(Records from a collection)
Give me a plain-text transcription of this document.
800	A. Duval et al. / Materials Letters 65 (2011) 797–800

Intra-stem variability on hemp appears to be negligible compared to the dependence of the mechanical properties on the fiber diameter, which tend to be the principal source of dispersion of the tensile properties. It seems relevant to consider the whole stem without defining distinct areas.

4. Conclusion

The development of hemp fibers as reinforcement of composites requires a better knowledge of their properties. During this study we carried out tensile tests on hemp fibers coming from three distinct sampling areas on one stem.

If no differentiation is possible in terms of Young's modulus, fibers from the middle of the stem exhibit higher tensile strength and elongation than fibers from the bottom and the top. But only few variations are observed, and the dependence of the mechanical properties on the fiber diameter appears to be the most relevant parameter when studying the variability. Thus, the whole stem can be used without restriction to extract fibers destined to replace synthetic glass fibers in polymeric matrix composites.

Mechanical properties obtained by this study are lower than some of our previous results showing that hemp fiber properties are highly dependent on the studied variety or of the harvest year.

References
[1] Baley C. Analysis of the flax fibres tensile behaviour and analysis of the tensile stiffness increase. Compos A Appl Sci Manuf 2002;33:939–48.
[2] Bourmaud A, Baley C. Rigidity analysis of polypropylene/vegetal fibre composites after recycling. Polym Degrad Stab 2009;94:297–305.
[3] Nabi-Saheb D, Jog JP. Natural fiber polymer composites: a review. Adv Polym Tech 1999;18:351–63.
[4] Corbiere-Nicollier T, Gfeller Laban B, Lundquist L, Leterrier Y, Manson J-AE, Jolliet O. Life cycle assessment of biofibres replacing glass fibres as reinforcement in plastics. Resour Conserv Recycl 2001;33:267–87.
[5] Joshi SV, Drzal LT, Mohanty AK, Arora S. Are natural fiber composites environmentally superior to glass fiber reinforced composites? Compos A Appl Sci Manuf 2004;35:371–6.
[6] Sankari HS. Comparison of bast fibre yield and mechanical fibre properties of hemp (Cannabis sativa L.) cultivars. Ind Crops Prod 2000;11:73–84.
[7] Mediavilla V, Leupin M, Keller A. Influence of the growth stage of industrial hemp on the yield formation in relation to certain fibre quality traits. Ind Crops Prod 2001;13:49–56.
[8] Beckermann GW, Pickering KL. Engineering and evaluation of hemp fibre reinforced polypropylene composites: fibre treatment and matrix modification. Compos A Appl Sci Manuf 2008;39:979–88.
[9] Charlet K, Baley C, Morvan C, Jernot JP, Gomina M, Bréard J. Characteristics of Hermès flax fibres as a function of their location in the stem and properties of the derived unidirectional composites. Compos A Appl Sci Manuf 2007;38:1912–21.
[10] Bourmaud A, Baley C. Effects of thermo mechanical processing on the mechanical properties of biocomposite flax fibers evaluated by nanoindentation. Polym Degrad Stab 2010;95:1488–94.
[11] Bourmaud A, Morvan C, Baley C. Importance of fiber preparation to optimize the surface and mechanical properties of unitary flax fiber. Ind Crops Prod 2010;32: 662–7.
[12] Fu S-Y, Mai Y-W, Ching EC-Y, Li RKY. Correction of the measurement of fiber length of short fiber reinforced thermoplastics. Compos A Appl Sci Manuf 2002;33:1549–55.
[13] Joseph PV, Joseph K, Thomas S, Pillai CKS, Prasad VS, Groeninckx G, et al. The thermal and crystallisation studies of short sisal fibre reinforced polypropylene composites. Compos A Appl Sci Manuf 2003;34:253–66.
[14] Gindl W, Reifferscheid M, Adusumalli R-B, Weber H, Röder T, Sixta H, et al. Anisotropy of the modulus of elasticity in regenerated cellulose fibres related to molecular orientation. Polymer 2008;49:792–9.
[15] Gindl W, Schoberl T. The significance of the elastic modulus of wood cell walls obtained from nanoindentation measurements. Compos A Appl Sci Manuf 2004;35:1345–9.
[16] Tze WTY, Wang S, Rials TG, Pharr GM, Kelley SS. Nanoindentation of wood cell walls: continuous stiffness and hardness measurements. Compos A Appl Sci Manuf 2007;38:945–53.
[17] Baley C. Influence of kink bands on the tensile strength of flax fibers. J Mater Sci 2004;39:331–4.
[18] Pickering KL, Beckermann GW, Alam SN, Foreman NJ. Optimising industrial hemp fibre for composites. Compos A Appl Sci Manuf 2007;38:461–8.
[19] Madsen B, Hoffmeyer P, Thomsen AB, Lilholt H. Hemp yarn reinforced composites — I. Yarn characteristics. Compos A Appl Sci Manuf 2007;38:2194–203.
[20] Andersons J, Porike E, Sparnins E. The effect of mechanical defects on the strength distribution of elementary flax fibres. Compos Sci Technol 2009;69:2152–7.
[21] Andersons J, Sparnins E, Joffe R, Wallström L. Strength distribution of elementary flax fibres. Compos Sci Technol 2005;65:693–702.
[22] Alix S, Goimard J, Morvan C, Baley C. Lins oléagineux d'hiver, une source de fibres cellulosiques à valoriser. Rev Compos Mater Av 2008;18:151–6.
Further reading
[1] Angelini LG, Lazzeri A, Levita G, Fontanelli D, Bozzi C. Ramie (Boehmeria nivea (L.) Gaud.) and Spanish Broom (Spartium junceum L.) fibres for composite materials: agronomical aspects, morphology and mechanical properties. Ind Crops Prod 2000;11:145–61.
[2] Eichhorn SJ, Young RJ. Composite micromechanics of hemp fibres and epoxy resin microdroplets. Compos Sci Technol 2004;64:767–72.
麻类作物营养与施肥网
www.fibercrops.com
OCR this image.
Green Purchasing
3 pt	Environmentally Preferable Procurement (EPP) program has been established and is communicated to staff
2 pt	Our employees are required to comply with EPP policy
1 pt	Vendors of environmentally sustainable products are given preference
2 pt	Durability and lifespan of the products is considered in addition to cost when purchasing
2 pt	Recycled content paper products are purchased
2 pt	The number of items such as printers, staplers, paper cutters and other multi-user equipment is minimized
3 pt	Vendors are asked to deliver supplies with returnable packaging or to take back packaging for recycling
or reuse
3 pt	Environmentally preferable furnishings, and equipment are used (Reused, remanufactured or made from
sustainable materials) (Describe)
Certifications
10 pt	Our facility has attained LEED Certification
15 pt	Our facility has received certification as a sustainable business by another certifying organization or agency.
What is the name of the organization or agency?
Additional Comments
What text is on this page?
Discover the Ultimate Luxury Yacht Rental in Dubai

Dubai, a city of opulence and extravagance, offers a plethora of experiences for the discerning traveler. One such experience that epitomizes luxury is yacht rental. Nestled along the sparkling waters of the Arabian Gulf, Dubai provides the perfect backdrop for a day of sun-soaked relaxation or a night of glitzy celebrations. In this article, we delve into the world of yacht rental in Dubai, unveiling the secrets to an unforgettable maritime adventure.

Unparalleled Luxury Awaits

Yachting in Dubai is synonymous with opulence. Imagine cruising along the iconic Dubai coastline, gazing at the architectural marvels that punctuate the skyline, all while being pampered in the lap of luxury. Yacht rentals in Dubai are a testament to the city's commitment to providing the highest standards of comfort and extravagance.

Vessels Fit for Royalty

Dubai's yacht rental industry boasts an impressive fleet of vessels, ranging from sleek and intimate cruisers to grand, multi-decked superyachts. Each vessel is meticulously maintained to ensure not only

# [Work to be completed]
Find the lines above holding the word "this" and show them.

# [Correct response]
Give me a plain-text transcription of this document.
The development of hemp fibers as reinforcement of composites requires a better knowledge of their properties. During this study we carried out tensile tests on hemp fibers coming from three distinct sampling areas on one stem.
Mechanical properties obtained by this study are lower than some of our previous results showing that hemp fiber properties are highly dependent on the studied variety or of the harvest year.
OCR this image.
What text is on this page?
Dubai, a city of opulence and extravagance, offers a plethora of experiences for the discerning traveler. One such experience that epitomizes luxury is yacht rental. Nestled along the sparkling waters of the Arabian Gulf, Dubai provides the perfect backdrop for a day of sun-soaked relaxation or a night of glitzy celebrations. In this article, we delve into the world of yacht rental in Dubai, unveiling the secrets to an unforgettable maritime adventure.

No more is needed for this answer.